━━ Records to use ━━

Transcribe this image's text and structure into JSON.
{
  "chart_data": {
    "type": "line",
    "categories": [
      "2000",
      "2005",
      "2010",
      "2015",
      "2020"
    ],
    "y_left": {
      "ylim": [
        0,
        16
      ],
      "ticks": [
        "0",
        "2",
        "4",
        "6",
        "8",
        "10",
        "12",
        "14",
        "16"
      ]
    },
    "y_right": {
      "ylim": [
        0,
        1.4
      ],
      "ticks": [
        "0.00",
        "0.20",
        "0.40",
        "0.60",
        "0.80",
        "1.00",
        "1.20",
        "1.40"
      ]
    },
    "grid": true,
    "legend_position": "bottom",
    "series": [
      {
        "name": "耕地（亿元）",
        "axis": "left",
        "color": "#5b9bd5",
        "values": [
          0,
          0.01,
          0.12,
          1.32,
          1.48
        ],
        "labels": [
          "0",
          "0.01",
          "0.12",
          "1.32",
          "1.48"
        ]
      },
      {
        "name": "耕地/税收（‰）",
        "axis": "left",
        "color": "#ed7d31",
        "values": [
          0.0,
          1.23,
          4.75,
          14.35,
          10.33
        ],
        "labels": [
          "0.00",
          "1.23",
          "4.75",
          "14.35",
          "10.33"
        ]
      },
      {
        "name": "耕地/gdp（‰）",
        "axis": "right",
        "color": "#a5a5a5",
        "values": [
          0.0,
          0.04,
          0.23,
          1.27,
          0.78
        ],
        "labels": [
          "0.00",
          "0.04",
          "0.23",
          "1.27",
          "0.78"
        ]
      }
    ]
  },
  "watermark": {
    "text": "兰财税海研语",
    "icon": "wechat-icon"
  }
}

━━━

▶ [Problem statement]: Return all the data above once more, precisely as given.

▶ [Response to this task]:
Transcribe this image's text and structure into JSON.
{
  "chart_data": {
    "type": "line",
    "categories": [
      "2000",
      "2005",
      "2010",
      "2015",
      "2020"
    ],
    "y_left": {
      "ylim": [
        0,
        16
      ],
      "ticks": [
        "0",
        "2",
        "4",
        "6",
        "8",
        "10",
        "12",
        "14",
        "16"
      ]
    },
    "y_right": {
      "ylim": [
        0,
        1.4
      ],
      "ticks": [
        "0.00",
        "0.20",
        "0.40",
        "0.60",
        "0.80",
        "1.00",
        "1.20",
        "1.40"
      ]
    },
    "grid": true,
    "legend_position": "bottom",
    "series": [
      {
        "name": "耕地（亿元）",
        "axis": "left",
        "color": "#5b9bd5",
        "values": [
          0,
          0.01,
          0.12,
          1.32,
          1.48
        ],
        "labels": [
          "0",
          "0.01",
          "0.12",
          "1.32",
          "1.48"
        ]
      },
      {
        "name": "耕地/税收（‰）",
        "axis": "left",
        "color": "#ed7d31",
        "values": [
          0.0,
          1.23,
          4.75,
          14.35,
          10.33
        ],
        "labels": [
          "0.00",
          "1.23",
          "4.75",
          "14.35",
          "10.33"
        ]
      },
      {
        "name": "耕地/gdp（‰）",
        "axis": "right",
        "color": "#a5a5a5",
        "values": [
          0.0,
          0.04,
          0.23,
          1.27,
          0.78
        ],
        "labels": [
          "0.00",
          "0.04",
          "0.23",
          "1.27",
          "0.78"
        ]
      }
    ]
  },
  "watermark": {
    "text": "兰财税海研语",
    "icon": "wechat-icon"
  }
}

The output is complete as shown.